Figure content listings:

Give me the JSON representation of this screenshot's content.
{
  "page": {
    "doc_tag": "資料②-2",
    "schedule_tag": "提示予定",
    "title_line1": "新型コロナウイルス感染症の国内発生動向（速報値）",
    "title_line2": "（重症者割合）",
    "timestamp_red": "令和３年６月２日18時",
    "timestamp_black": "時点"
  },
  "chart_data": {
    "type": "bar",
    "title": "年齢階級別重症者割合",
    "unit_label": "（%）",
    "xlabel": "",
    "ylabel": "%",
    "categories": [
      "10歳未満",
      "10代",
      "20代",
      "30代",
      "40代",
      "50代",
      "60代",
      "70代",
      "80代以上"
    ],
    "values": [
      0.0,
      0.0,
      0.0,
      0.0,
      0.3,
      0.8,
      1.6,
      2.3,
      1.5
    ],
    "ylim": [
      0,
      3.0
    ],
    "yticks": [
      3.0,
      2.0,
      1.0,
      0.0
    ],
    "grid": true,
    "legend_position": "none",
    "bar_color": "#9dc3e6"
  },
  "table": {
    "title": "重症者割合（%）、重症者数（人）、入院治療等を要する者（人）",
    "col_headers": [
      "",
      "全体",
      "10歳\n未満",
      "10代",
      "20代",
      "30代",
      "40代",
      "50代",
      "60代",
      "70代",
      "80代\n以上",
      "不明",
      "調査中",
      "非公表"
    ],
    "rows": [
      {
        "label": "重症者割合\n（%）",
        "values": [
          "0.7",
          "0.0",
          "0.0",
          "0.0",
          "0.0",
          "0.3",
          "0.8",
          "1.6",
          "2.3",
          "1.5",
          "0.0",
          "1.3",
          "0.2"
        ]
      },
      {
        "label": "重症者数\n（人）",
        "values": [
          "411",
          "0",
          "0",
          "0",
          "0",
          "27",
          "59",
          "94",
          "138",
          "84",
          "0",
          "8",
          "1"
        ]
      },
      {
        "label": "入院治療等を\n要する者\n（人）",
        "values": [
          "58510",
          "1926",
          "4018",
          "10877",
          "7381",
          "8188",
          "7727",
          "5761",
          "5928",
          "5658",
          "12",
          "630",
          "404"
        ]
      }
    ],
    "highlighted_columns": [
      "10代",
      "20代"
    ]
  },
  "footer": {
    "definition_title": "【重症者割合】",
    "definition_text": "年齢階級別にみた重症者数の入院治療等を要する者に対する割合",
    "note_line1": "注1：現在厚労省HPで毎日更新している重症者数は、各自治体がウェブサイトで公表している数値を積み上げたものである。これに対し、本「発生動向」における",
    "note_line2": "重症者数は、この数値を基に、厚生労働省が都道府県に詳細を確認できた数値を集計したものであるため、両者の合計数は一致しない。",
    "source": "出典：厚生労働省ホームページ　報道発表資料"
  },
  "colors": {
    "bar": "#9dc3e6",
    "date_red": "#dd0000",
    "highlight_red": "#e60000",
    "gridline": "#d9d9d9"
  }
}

TO BE DONE:
Exactly as shown, repeat every record.

WRITTEN ANSWER:
Give me the JSON representation of this screenshot's content.
{
  "page": {
    "doc_tag": "資料②-2",
    "schedule_tag": "提示予定",
    "title_line1": "新型コロナウイルス感染症の国内発生動向（速報値）",
    "title_line2": "（重症者割合）",
    "timestamp_red": "令和３年６月２日18時",
    "timestamp_black": "時点"
  },
  "chart_data": {
    "type": "bar",
    "title": "年齢階級別重症者割合",
    "unit_label": "（%）",
    "xlabel": "",
    "ylabel": "%",
    "categories": [
      "10歳未満",
      "10代",
      "20代",
      "30代",
      "40代",
      "50代",
      "60代",
      "70代",
      "80代以上"
    ],
    "values": [
      0.0,
      0.0,
      0.0,
      0.0,
      0.3,
      0.8,
      1.6,
      2.3,
      1.5
    ],
    "ylim": [
      0,
      3.0
    ],
    "yticks": [
      3.0,
      2.0,
      1.0,
      0.0
    ],
    "grid": true,
    "legend_position": "none",
    "bar_color": "#9dc3e6"
  },
  "table": {
    "title": "重症者割合（%）、重症者数（人）、入院治療等を要する者（人）",
    "col_headers": [
      "",
      "全体",
      "10歳\n未満",
      "10代",
      "20代",
      "30代",
      "40代",
      "50代",
      "60代",
      "70代",
      "80代\n以上",
      "不明",
      "調査中",
      "非公表"
    ],
    "rows": [
      {
        "label": "重症者割合\n（%）",
        "values": [
          "0.7",
          "0.0",
          "0.0",
          "0.0",
          "0.0",
          "0.3",
          "0.8",
          "1.6",
          "2.3",
          "1.5",
          "0.0",
          "1.3",
          "0.2"
        ]
      },
      {
        "label": "重症者数\n（人）",
        "values": [
          "411",
          "0",
          "0",
          "0",
          "0",
          "27",
          "59",
          "94",
          "138",
          "84",
          "0",
          "8",
          "1"
        ]
      },
      {
        "label": "入院治療等を\n要する者\n（人）",
        "values": [
          "58510",
          "1926",
          "4018",
          "10877",
          "7381",
          "8188",
          "7727",
          "5761",
          "5928",
          "5658",
          "12",
          "630",
          "404"
        ]
      }
    ],
    "highlighted_columns": [
      "10代",
      "20代"
    ]
  },
  "footer": {
    "definition_title": "【重症者割合】",
    "definition_text": "年齢階級別にみた重症者数の入院治療等を要する者に対する割合",
    "note_line1": "注1：現在厚労省HPで毎日更新している重症者数は、各自治体がウェブサイトで公表している数値を積み上げたものである。これに対し、本「発生動向」における",
    "note_line2": "重症者数は、この数値を基に、厚生労働省が都道府県に詳細を確認できた数値を集計したものであるため、両者の合計数は一致しない。",
    "source": "出典：厚生労働省ホームページ　報道発表資料"
  },
  "colors": {
    "bar": "#9dc3e6",
    "date_red": "#dd0000",
    "highlight_red": "#e60000",
    "gridline": "#d9d9d9"
  }
}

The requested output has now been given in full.